■ CHALLENGE
Pull out from the material below all lines with "noise".

[Data entries]
--- Begin ---
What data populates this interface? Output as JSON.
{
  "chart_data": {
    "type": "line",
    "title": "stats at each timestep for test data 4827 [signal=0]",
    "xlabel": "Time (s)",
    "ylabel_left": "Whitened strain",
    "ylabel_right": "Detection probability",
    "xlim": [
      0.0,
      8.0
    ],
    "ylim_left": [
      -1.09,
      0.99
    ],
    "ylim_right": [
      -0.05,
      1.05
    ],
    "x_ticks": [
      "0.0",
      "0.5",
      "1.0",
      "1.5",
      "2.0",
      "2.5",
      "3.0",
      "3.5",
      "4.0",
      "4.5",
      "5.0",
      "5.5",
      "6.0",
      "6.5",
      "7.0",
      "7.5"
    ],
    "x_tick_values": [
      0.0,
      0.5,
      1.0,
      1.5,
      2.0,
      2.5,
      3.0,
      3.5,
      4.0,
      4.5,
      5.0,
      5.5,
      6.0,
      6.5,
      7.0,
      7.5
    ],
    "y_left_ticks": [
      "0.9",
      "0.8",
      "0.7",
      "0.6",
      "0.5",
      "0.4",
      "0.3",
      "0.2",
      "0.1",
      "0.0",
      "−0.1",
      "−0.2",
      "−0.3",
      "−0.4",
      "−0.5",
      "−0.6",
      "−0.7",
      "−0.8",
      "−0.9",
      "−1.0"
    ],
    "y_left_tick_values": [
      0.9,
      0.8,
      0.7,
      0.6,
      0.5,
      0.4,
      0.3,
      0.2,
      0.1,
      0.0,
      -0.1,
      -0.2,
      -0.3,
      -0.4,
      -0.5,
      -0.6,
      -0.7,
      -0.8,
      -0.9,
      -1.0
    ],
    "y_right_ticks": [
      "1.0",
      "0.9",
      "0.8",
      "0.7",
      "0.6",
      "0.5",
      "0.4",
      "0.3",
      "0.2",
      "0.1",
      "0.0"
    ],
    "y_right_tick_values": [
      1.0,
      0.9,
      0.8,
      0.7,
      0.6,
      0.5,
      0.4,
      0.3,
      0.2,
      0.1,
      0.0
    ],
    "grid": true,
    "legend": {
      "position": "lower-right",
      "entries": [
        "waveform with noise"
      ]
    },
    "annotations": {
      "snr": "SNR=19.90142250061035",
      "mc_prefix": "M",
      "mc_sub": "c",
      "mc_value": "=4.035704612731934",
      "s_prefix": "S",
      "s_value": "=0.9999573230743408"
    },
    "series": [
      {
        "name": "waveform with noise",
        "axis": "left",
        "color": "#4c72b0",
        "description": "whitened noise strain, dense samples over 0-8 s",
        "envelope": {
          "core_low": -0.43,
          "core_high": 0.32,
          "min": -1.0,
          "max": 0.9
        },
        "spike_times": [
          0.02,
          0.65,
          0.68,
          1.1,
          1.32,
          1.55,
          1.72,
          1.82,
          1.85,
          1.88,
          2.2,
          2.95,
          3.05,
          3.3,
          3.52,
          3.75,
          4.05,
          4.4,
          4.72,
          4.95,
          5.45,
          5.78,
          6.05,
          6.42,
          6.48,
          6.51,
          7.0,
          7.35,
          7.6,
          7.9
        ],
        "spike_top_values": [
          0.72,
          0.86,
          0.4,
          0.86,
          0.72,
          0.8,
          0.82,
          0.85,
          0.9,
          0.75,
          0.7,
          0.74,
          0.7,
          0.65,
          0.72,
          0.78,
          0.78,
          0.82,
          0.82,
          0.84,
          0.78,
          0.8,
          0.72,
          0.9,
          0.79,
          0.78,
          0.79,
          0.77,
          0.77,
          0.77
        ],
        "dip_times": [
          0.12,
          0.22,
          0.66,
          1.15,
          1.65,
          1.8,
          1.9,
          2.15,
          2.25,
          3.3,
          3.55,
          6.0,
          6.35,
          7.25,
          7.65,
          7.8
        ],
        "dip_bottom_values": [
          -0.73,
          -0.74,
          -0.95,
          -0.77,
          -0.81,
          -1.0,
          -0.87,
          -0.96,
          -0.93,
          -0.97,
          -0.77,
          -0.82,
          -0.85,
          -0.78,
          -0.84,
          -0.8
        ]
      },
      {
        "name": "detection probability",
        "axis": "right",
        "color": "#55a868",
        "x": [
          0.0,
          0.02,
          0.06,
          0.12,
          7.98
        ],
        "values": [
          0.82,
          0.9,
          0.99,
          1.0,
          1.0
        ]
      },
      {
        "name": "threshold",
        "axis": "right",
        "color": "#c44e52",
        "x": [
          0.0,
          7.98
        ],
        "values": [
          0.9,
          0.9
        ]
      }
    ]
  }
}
--- End ---
■ RESULT OF THIS EXERCISE
        "waveform with noise"
        "name": "waveform with noise",
        "description": "whitened noise strain, dense samples over 0-8 s",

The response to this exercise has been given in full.